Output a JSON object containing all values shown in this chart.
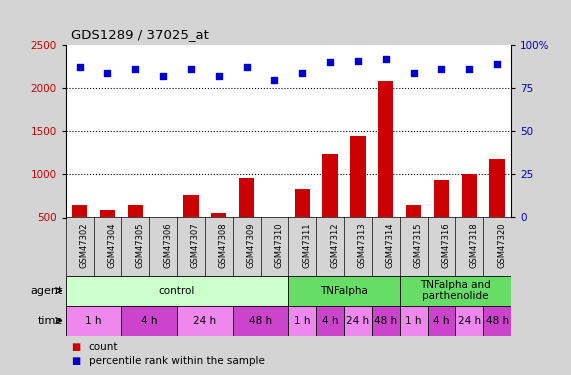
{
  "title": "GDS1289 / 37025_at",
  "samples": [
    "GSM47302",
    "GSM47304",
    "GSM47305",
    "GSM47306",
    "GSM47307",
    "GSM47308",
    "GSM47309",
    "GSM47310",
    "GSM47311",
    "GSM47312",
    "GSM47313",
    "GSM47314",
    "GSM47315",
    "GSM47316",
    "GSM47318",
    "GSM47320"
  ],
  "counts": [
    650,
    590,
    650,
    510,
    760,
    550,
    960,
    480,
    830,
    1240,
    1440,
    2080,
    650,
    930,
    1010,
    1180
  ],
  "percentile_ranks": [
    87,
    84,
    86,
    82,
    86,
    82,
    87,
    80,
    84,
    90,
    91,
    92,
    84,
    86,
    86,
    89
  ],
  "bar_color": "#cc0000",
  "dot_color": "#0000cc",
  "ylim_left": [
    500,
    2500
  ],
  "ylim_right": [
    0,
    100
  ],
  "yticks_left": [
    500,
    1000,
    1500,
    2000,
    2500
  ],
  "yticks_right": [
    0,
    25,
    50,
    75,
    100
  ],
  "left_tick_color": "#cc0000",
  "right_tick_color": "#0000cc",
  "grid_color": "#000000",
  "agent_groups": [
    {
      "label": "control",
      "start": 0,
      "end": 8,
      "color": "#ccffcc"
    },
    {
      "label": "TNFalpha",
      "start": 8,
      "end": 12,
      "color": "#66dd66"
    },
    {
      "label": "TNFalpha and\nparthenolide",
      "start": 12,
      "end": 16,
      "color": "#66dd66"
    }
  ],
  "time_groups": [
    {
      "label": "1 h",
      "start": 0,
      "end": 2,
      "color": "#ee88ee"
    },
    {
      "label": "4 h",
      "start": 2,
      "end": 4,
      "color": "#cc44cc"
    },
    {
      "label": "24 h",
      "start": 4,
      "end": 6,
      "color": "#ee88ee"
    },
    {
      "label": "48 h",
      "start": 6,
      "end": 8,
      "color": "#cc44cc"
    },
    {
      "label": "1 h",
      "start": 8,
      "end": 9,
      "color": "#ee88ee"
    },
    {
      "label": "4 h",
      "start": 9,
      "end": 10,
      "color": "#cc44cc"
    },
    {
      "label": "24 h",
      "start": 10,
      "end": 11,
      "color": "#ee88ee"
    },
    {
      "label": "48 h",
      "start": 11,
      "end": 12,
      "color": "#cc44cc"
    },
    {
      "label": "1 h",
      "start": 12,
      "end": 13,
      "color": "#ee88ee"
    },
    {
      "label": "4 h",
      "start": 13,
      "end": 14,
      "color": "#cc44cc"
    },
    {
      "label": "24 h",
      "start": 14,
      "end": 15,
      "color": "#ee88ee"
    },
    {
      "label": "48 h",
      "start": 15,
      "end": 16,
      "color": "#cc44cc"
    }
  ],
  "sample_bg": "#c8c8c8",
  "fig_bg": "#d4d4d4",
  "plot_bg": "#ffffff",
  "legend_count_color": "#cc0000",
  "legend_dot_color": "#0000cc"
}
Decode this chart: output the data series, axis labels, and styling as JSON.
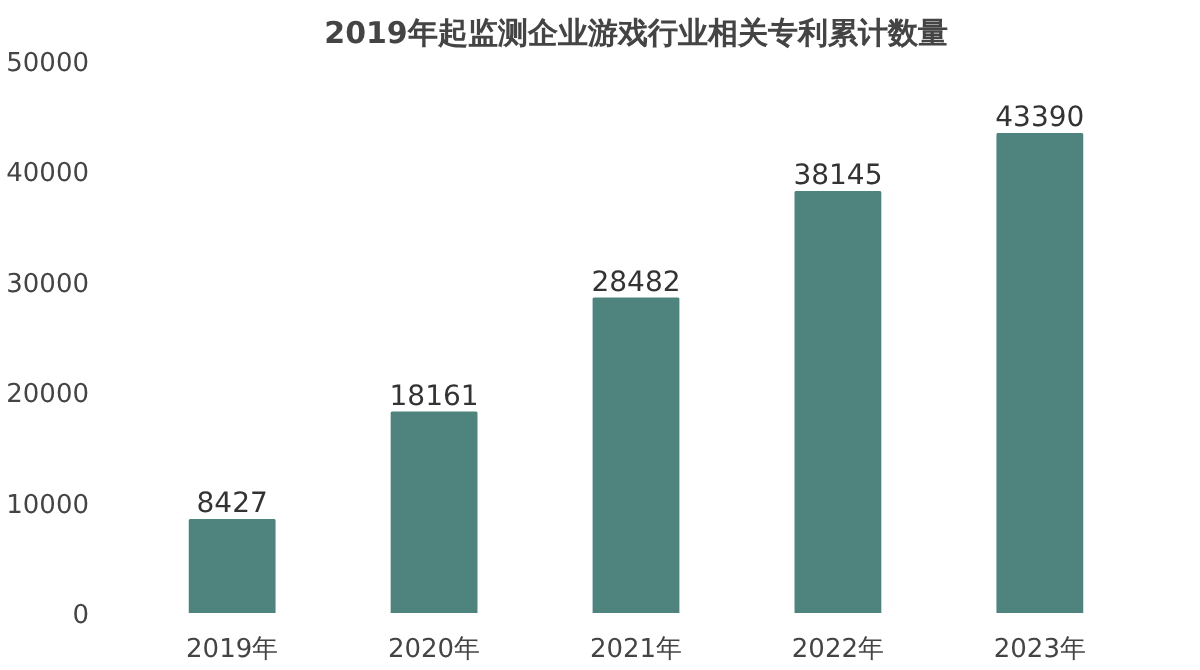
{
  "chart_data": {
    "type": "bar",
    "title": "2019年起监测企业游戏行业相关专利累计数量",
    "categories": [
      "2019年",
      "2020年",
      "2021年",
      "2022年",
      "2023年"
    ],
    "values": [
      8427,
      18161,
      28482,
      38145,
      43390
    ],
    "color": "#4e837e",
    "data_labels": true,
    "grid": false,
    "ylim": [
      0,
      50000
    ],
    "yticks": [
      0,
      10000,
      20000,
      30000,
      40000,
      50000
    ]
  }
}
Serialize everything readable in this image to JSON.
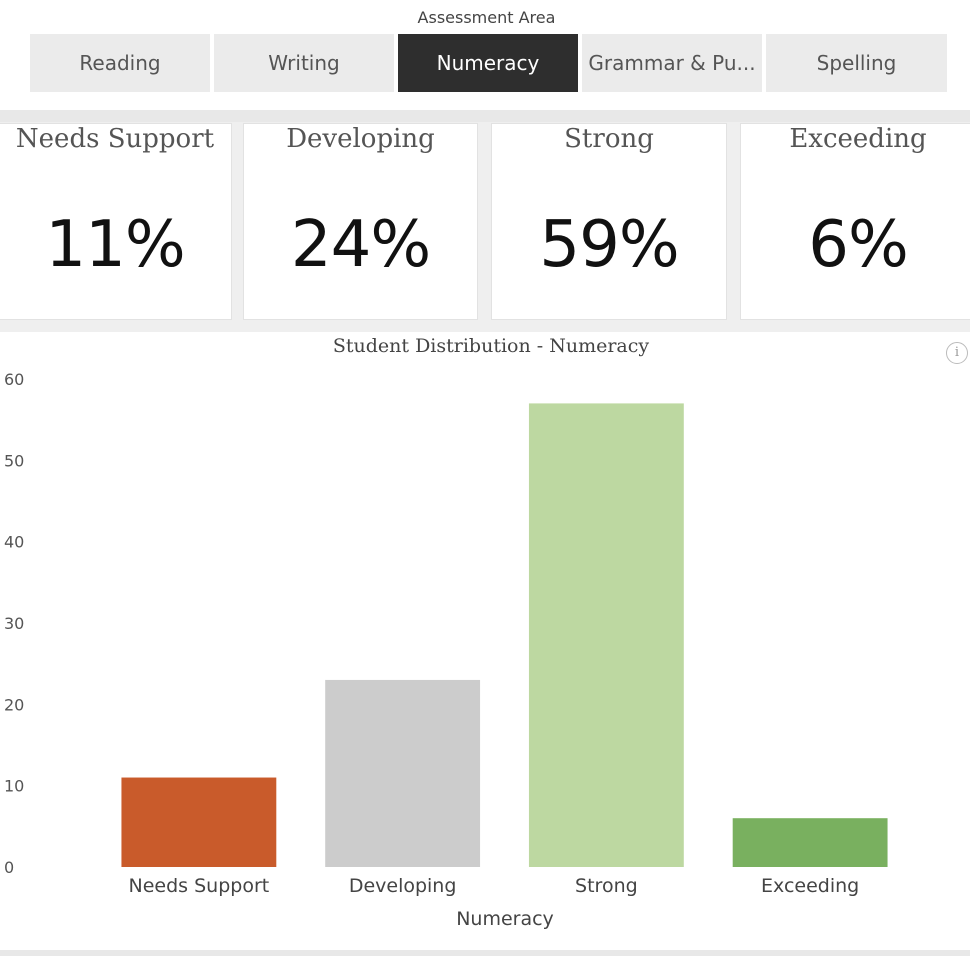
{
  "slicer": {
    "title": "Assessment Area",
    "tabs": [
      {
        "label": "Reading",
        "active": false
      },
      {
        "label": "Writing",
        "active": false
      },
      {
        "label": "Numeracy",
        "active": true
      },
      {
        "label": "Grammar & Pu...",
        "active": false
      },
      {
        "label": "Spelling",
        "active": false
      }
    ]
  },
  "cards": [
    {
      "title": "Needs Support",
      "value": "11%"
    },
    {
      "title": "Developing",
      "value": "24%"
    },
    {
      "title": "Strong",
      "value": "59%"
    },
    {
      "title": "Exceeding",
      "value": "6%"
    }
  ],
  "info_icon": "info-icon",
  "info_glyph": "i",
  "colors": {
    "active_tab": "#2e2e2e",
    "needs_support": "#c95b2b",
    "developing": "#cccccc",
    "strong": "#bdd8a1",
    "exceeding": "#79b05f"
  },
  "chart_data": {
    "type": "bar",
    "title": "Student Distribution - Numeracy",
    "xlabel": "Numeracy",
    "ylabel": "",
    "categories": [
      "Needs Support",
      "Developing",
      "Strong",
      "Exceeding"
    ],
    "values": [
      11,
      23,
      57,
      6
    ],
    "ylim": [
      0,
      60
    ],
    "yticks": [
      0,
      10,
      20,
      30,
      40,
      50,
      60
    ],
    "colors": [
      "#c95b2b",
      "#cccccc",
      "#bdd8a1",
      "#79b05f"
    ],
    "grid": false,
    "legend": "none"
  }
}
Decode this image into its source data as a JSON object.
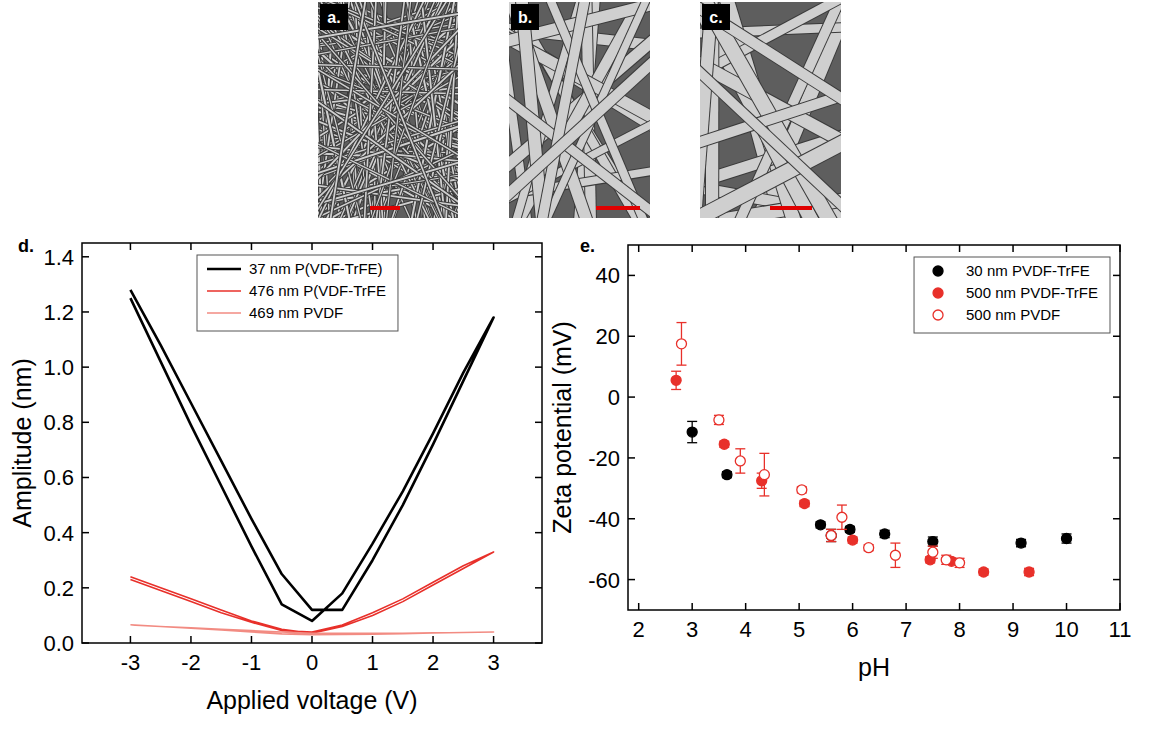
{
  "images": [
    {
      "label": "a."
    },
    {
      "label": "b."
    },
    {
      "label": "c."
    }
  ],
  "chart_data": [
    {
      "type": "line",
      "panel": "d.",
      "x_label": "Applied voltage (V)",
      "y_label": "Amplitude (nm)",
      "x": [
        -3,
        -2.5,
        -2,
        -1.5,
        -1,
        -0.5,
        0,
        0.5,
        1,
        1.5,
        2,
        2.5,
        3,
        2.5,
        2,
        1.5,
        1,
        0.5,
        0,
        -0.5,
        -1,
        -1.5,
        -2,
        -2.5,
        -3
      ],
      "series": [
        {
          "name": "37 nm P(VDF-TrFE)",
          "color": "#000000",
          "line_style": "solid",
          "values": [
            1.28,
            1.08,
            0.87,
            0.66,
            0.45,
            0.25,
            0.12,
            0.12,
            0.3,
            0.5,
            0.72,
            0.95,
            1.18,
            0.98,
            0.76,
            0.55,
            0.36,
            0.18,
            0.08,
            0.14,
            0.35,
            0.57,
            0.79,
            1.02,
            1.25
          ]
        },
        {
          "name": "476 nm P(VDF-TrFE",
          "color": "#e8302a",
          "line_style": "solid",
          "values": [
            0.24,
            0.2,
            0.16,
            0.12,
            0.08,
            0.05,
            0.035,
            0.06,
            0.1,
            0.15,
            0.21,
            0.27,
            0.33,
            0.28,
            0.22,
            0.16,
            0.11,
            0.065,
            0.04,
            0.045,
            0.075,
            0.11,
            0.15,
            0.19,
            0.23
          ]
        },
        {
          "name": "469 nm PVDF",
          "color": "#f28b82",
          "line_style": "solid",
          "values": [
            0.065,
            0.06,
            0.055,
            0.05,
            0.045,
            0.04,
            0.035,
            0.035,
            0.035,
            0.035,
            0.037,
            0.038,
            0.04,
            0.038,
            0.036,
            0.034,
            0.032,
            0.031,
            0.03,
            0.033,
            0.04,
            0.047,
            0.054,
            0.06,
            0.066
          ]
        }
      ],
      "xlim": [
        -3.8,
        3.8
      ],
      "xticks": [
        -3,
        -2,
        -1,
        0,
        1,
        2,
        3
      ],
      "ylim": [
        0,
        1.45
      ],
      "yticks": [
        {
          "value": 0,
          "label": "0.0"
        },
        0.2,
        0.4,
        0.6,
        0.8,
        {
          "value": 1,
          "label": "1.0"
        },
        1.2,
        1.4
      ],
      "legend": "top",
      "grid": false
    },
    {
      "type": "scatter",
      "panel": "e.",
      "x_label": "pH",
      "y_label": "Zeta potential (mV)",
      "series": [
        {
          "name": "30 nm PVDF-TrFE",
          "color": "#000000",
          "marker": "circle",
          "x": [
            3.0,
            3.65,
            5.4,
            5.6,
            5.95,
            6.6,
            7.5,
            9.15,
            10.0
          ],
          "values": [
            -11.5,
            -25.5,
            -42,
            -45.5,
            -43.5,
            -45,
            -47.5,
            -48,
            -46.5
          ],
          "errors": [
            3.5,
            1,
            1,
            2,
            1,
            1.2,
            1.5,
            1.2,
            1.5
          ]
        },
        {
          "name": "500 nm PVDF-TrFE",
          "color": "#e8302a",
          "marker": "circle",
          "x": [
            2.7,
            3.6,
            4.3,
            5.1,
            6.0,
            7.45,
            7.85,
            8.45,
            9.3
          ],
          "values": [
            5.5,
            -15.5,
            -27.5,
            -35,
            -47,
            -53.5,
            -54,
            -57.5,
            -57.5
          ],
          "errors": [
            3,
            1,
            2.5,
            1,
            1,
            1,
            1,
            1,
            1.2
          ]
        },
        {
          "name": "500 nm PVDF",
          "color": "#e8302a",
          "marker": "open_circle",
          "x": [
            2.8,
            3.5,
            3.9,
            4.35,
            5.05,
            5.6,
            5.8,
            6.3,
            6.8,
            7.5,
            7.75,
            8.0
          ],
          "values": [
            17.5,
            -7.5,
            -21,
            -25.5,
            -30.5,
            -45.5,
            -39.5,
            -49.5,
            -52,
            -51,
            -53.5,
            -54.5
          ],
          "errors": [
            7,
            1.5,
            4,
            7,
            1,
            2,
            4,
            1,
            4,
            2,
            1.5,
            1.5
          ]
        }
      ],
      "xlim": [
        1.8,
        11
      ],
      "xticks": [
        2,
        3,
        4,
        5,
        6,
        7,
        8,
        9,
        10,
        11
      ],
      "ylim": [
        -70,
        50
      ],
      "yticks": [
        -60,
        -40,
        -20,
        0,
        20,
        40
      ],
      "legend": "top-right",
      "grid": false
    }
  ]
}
──────────────────────────────
WHAT TO WORK ON: Select all lines in the listing above where the word "type" appears, and show them.

RESPONSE TO THIS TASK:
    "type": "bar",
    "type": "bar",
      "type": "line",
      "type": "scatter",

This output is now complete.